- _Given exercise_: Pictures stay out; everything else in the records below is copied exactly.

## BEGIN Stored records

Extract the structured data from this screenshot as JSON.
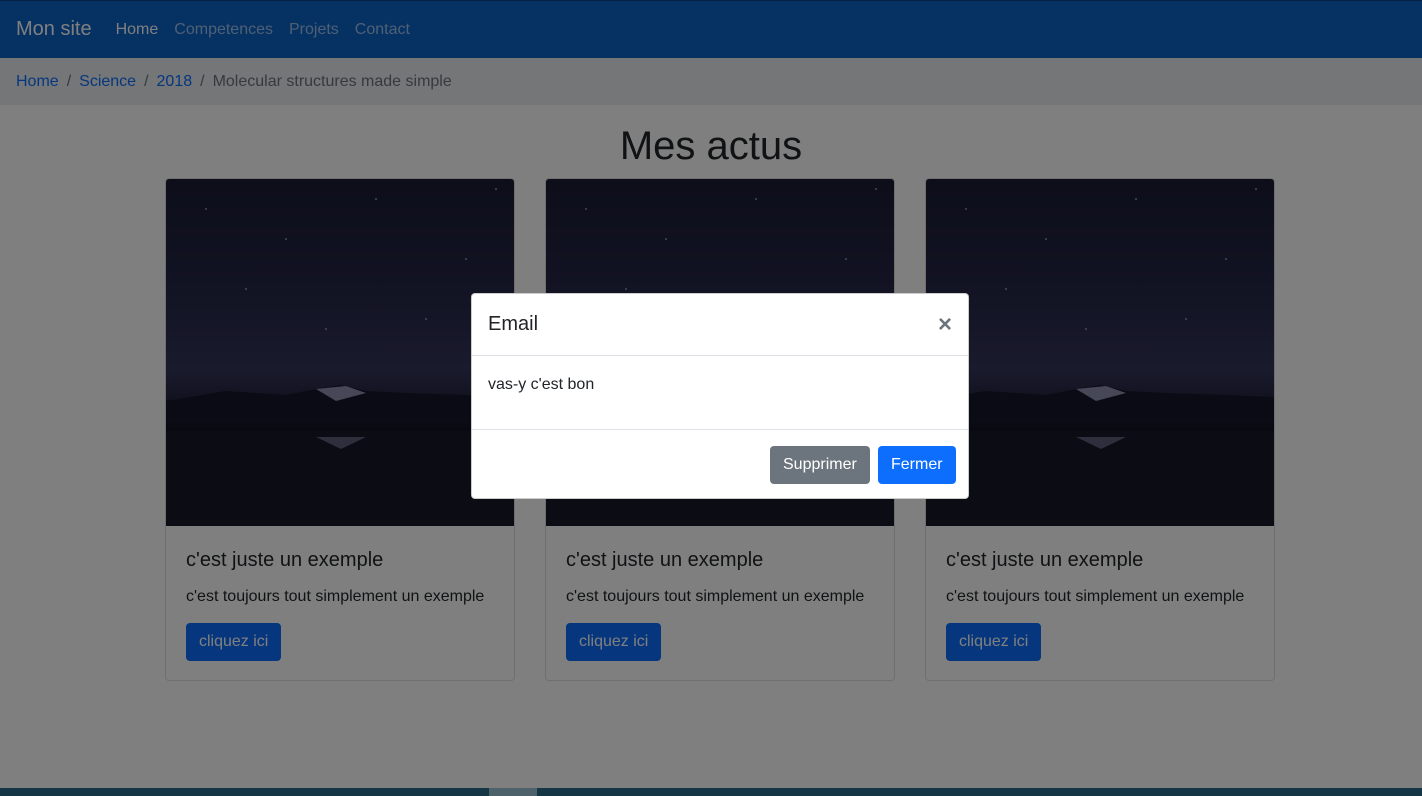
{
  "navbar": {
    "brand": "Mon site",
    "items": [
      {
        "label": "Home"
      },
      {
        "label": "Competences"
      },
      {
        "label": "Projets"
      },
      {
        "label": "Contact"
      }
    ]
  },
  "breadcrumb": {
    "links": [
      "Home",
      "Science",
      "2018"
    ],
    "separator": "/",
    "current": "Molecular structures made simple"
  },
  "page": {
    "title": "Mes actus"
  },
  "cards": [
    {
      "title": "c'est juste un exemple",
      "text": "c'est toujours tout simplement un exemple",
      "button": "cliquez ici"
    },
    {
      "title": "c'est juste un exemple",
      "text": "c'est toujours tout simplement un exemple",
      "button": "cliquez ici"
    },
    {
      "title": "c'est juste un exemple",
      "text": "c'est toujours tout simplement un exemple",
      "button": "cliquez ici"
    }
  ],
  "modal": {
    "title": "Email",
    "close_symbol": "×",
    "body": "vas-y c'est bon",
    "secondary_button": "Supprimer",
    "primary_button": "Fermer"
  },
  "colors": {
    "navbar": "#0b62c7",
    "primary": "#0d6efd",
    "secondary": "#6c757d",
    "breadcrumb_bg": "#e9ecef"
  },
  "icons": {
    "close": "close-icon",
    "card_image": "night-mountain-lake-image"
  }
}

## END Stored records

- _Output below_:
Extract the structured data from this screenshot as JSON.
{
  "navbar": {
    "brand": "Mon site",
    "items": [
      {
        "label": "Home"
      },
      {
        "label": "Competences"
      },
      {
        "label": "Projets"
      },
      {
        "label": "Contact"
      }
    ]
  },
  "breadcrumb": {
    "links": [
      "Home",
      "Science",
      "2018"
    ],
    "separator": "/",
    "current": "Molecular structures made simple"
  },
  "page": {
    "title": "Mes actus"
  },
  "cards": [
    {
      "title": "c'est juste un exemple",
      "text": "c'est toujours tout simplement un exemple",
      "button": "cliquez ici"
    },
    {
      "title": "c'est juste un exemple",
      "text": "c'est toujours tout simplement un exemple",
      "button": "cliquez ici"
    },
    {
      "title": "c'est juste un exemple",
      "text": "c'est toujours tout simplement un exemple",
      "button": "cliquez ici"
    }
  ],
  "modal": {
    "title": "Email",
    "close_symbol": "×",
    "body": "vas-y c'est bon",
    "secondary_button": "Supprimer",
    "primary_button": "Fermer"
  },
  "colors": {
    "navbar": "#0b62c7",
    "primary": "#0d6efd",
    "secondary": "#6c757d",
    "breadcrumb_bg": "#e9ecef"
  },
  "icons": {
    "close": "close-icon",
    "card_image": "night-mountain-lake-image"
  }
}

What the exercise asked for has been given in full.